-- DO THIS --
Identify every line containing the word "have" and reproduce each one.

Items from a dataset

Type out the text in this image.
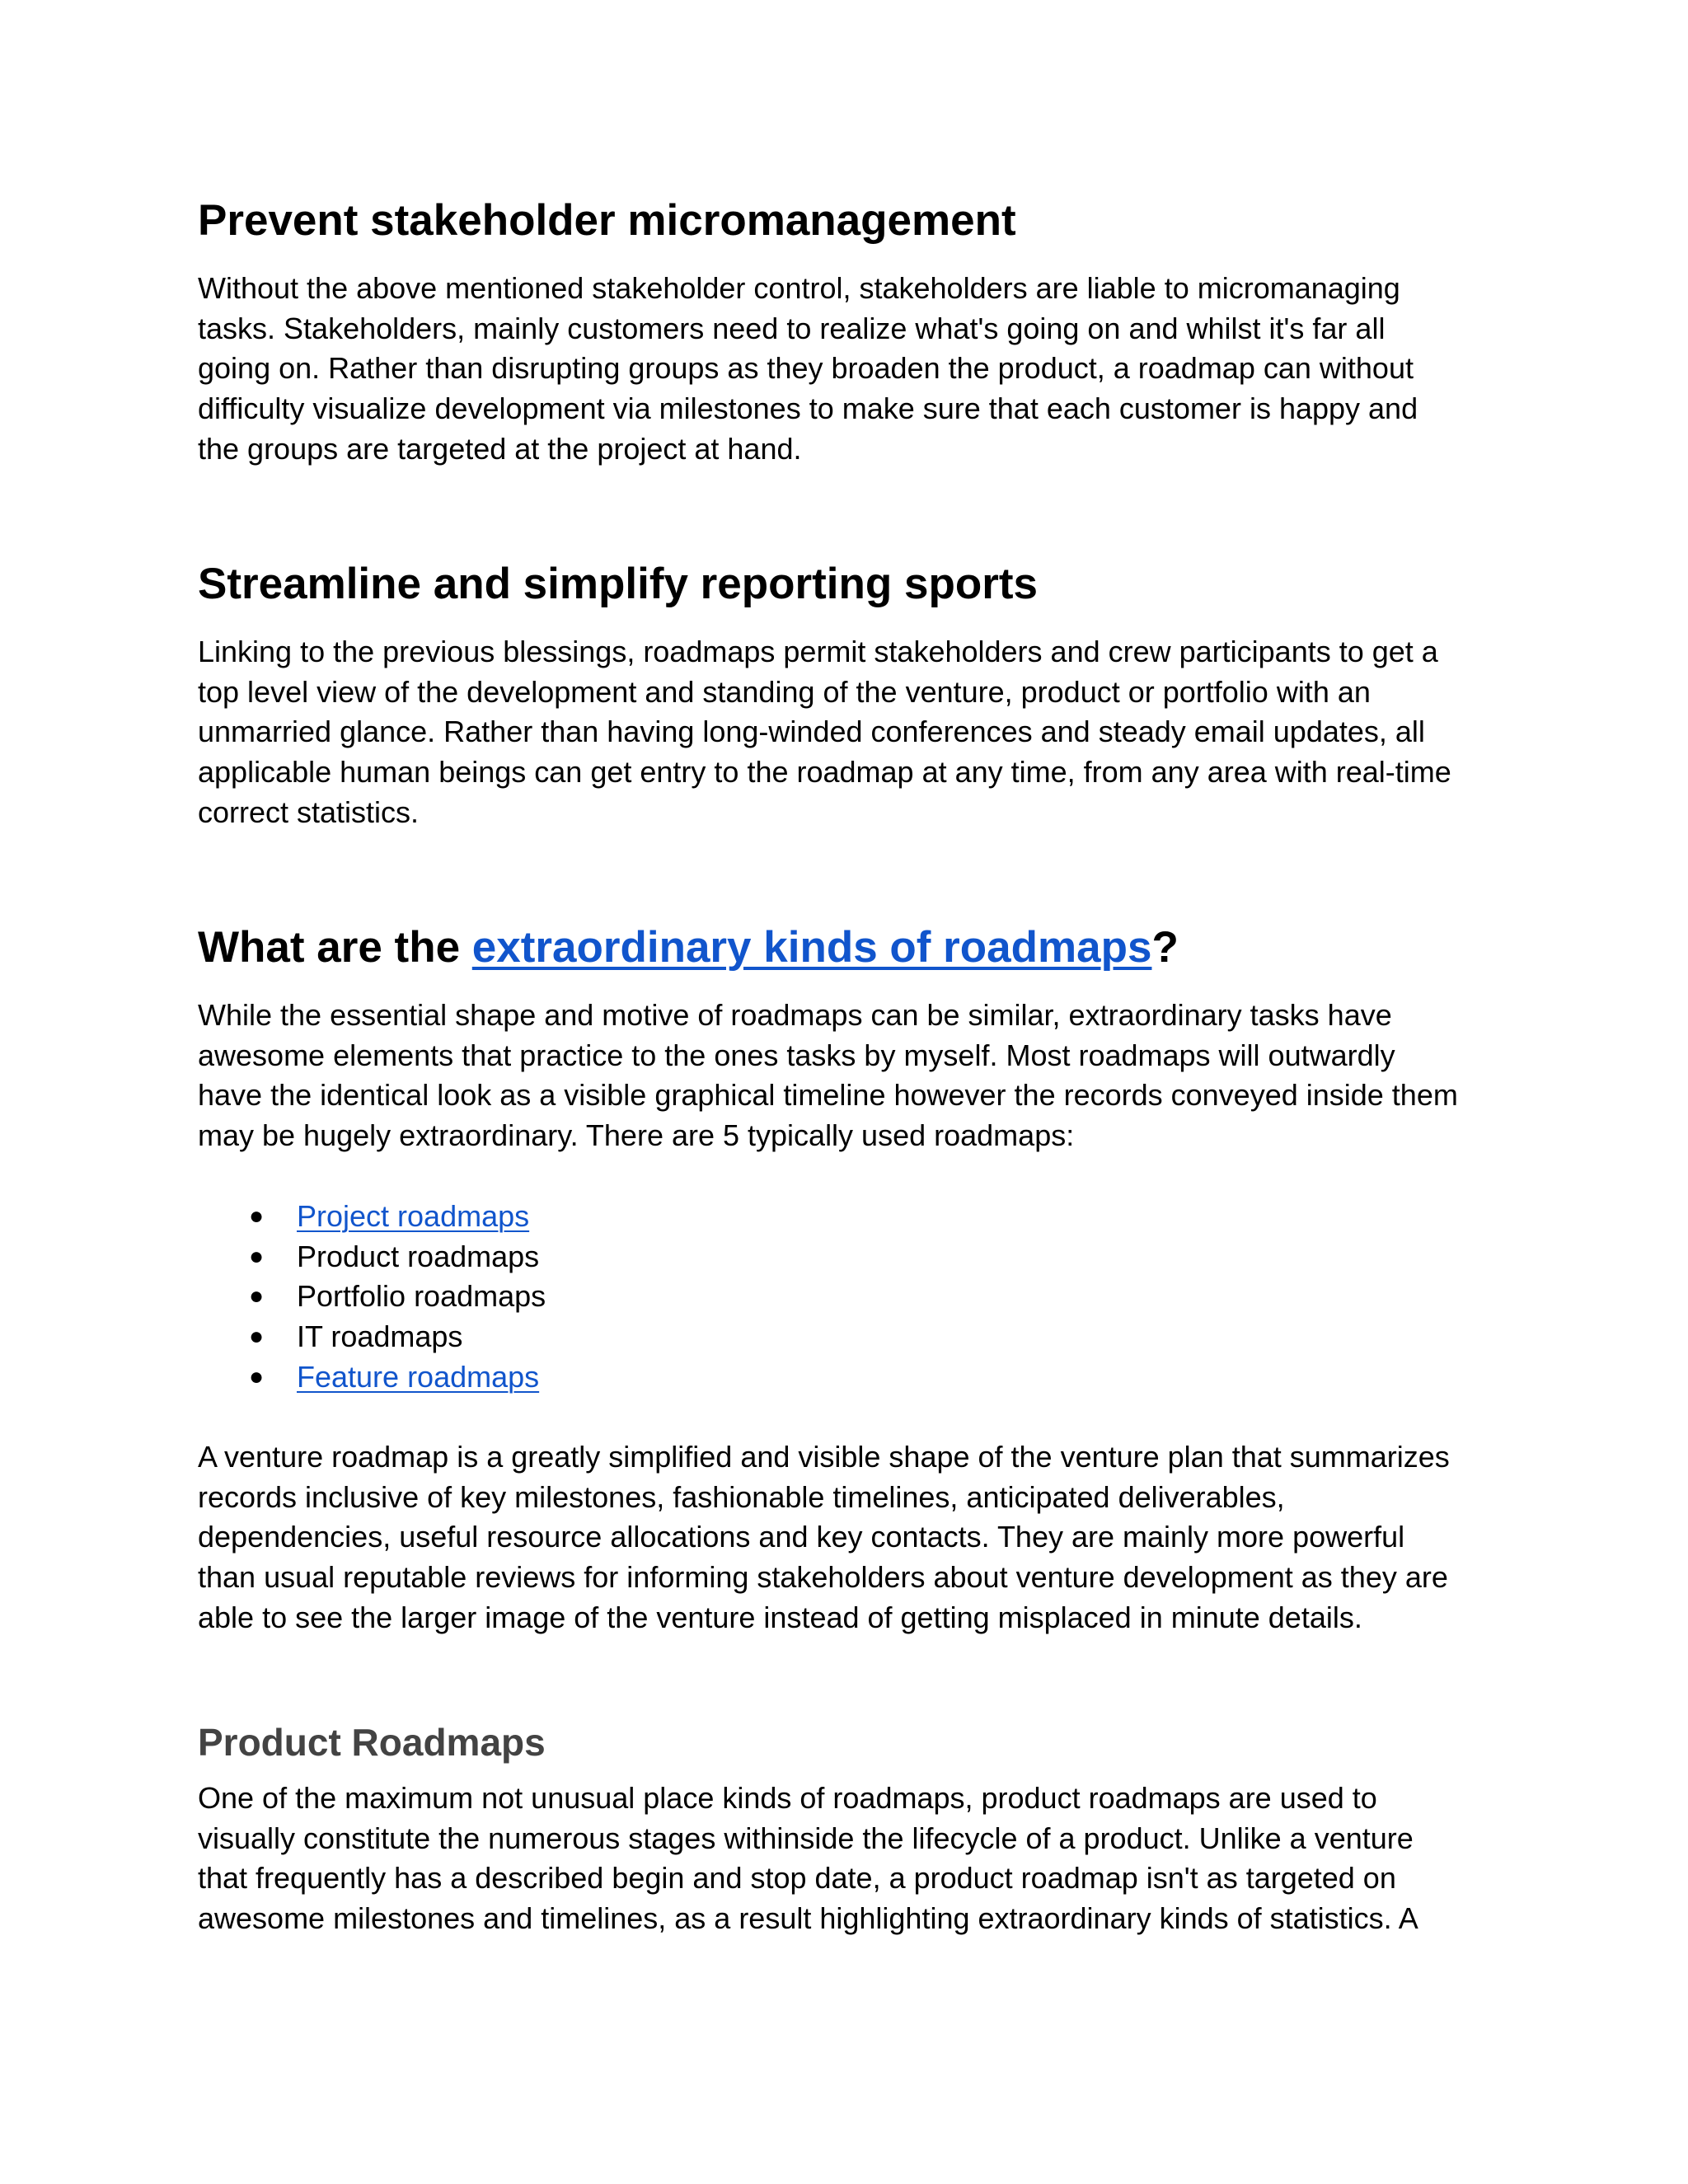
Prevent stakeholder micromanagement
Without the above mentioned stakeholder control, stakeholders are liable to micromanaging
tasks. Stakeholders, mainly customers need to realize what's going on and whilst it's far all
going on. Rather than disrupting groups as they broaden the product, a roadmap can without
difficulty visualize development via milestones to make sure that each customer is happy and
the groups are targeted at the project at hand.
Streamline and simplify reporting sports
Linking to the previous blessings, roadmaps permit stakeholders and crew participants to get a
top level view of the development and standing of the venture, product or portfolio with an
unmarried glance. Rather than having long-winded conferences and steady email updates, all
applicable human beings can get entry to the roadmap at any time, from any area with real-time
correct statistics.
What are the extraordinary kinds of roadmaps?
While the essential shape and motive of roadmaps can be similar, extraordinary tasks have
awesome elements that practice to the ones tasks by myself. Most roadmaps will outwardly
have the identical look as a visible graphical timeline however the records conveyed inside them
may be hugely extraordinary. There are 5 typically used roadmaps:
● Project roadmaps
● Product roadmaps
● Portfolio roadmaps
● IT roadmaps
● Feature roadmaps
A venture roadmap is a greatly simplified and visible shape of the venture plan that summarizes
records inclusive of key milestones, fashionable timelines, anticipated deliverables,
dependencies, useful resource allocations and key contacts. They are mainly more powerful
than usual reputable reviews for informing stakeholders about venture development as they are
able to see the larger image of the venture instead of getting misplaced in minute details.
Product Roadmaps
One of the maximum not unusual place kinds of roadmaps, product roadmaps are used to
visually constitute the numerous stages withinside the lifecycle of a product. Unlike a venture
that frequently has a described begin and stop date, a product roadmap isn't as targeted on
awesome milestones and timelines, as a result highlighting extraordinary kinds of statistics. A
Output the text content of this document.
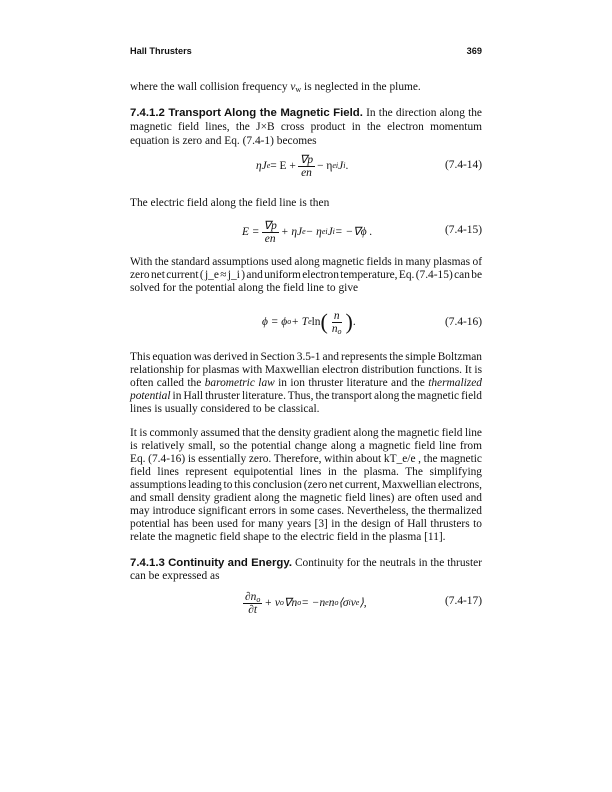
Hall Thrusters	369
where the wall collision frequency $\nu_w$ is neglected in the plume.
7.4.1.2 Transport Along the Magnetic Field. In the direction along the
magnetic field lines, the J×B cross product in the electron momentum
equation is zero and Eq. (7.4-1) becomes
ηJ $e = E + \frac{\nabla p}{en} - \eta$ ei J i .	(7.4-14)
The electric field along the field line is then
$E = \frac{\nabla p}{en} + \eta J$ e − η ei J i = −∇ϕ .	(7.4-15)
With the standard assumptions used along magnetic fields in many plasmas of
zero net current ( j_e ≈ j_i ) and uniform electron temperature, Eq. (7.4-15) can be
solved for the potential along the field line to give
ϕ = ϕ o + T e ln ( $\frac{n}{n_o}$ ) .	(7.4-16)
This equation was derived in Section 3.5-1 and represents the simple Boltzman
relationship for plasmas with Maxwellian electron distribution functions. It is
often called the barometric law in ion thruster literature and the thermalized
potential in Hall thruster literature. Thus, the transport along the magnetic field
lines is usually considered to be classical.
It is commonly assumed that the density gradient along the magnetic field line
is relatively small, so the potential change along a magnetic field line from
Eq. (7.4-16) is essentially zero. Therefore, within about kT_e/e , the magnetic
field lines represent equipotential lines in the plasma. The simplifying
assumptions leading to this conclusion (zero net current, Maxwellian electrons,
and small density gradient along the magnetic field lines) are often used and
may introduce significant errors in some cases. Nevertheless, the thermalized
potential has been used for many years [3] in the design of Hall thrusters to
relate the magnetic field shape to the electric field in the plasma [11].
7.4.1.3 Continuity and Energy. Continuity for the neutrals in the thruster
can be expressed as
$\frac{\partial n_o}{\partial t} + v$ o ∇n o = −n e n o ⟨σ i v e ⟩,	(7.4-17)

-- ANSWER TO THE TASK --
While the essential shape and motive of roadmaps can be similar, extraordinary tasks have
have the identical look as a visible graphical timeline however the records conveyed inside them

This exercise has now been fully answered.